- Stated task:
Reproduce the listing below verbatim, from its first line through the line that contains "bar <box>2367 516 2385 1101</box>", including both of those lines.

- Listing:
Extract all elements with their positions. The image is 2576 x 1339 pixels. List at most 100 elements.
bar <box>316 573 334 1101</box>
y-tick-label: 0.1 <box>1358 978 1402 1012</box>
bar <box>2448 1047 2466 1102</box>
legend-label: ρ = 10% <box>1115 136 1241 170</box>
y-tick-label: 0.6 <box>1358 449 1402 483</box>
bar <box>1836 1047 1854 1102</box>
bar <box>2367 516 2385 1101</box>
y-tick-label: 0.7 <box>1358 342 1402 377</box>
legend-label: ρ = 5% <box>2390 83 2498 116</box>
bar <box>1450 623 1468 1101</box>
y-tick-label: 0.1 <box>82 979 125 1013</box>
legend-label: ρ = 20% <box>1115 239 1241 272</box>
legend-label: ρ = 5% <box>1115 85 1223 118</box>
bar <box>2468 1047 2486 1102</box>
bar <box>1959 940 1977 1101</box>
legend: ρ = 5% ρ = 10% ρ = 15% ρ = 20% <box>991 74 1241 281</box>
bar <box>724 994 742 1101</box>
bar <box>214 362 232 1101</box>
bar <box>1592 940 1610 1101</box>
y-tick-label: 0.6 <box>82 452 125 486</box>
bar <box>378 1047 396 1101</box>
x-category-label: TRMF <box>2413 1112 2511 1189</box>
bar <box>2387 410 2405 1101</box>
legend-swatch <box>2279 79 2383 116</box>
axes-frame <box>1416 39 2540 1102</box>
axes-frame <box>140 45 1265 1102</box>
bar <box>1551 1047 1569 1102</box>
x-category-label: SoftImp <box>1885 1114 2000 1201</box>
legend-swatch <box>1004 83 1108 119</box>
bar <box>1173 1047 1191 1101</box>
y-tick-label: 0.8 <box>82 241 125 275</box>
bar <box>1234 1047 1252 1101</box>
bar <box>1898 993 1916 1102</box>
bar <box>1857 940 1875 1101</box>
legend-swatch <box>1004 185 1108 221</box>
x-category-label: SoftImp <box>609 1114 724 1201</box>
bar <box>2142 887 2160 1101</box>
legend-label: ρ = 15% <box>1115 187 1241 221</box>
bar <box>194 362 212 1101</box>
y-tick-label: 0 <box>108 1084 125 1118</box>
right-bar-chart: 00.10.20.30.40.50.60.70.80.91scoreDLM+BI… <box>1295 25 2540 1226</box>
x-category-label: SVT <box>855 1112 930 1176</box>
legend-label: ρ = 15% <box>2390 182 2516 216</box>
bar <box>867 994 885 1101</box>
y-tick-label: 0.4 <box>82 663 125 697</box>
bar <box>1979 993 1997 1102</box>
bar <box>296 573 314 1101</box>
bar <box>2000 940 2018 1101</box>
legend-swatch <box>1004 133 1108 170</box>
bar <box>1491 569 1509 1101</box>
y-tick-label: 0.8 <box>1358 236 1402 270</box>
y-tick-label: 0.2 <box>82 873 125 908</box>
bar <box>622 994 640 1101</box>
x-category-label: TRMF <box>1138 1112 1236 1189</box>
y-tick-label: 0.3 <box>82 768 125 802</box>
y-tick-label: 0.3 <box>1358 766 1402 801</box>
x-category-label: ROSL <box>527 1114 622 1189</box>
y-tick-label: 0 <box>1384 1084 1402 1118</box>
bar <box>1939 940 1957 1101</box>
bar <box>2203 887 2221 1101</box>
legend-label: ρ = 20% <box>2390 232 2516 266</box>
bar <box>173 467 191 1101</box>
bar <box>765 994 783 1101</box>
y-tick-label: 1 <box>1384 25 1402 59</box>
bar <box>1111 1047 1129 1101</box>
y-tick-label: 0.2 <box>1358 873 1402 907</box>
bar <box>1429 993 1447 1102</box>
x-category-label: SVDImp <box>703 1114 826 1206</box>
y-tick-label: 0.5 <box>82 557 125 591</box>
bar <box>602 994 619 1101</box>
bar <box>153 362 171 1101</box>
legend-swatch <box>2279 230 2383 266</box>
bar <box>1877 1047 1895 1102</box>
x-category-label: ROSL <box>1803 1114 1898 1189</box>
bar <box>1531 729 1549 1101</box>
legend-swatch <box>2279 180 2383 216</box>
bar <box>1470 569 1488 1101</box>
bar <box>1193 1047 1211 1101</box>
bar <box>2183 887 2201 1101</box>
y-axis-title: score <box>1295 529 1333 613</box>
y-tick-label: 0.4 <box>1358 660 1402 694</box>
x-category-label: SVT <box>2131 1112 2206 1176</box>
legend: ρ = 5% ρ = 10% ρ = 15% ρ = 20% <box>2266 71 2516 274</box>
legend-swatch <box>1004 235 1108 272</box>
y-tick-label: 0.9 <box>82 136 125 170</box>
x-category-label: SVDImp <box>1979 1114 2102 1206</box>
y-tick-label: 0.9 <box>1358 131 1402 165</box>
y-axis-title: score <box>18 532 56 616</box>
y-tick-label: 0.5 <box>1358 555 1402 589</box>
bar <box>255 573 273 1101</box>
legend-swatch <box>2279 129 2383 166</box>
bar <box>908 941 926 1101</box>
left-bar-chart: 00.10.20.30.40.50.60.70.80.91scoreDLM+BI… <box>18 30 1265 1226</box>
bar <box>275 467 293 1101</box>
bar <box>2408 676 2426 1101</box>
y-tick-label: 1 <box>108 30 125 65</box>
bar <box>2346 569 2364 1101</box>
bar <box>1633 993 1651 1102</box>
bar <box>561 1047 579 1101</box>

- Exercise output:
Extract all elements with their positions. The image is 2576 x 1339 pixels. List at most 100 elements.
bar <box>316 573 334 1101</box>
y-tick-label: 0.1 <box>1358 978 1402 1012</box>
bar <box>2448 1047 2466 1102</box>
legend-label: ρ = 10% <box>1115 136 1241 170</box>
y-tick-label: 0.6 <box>1358 449 1402 483</box>
bar <box>1836 1047 1854 1102</box>
bar <box>2367 516 2385 1101</box>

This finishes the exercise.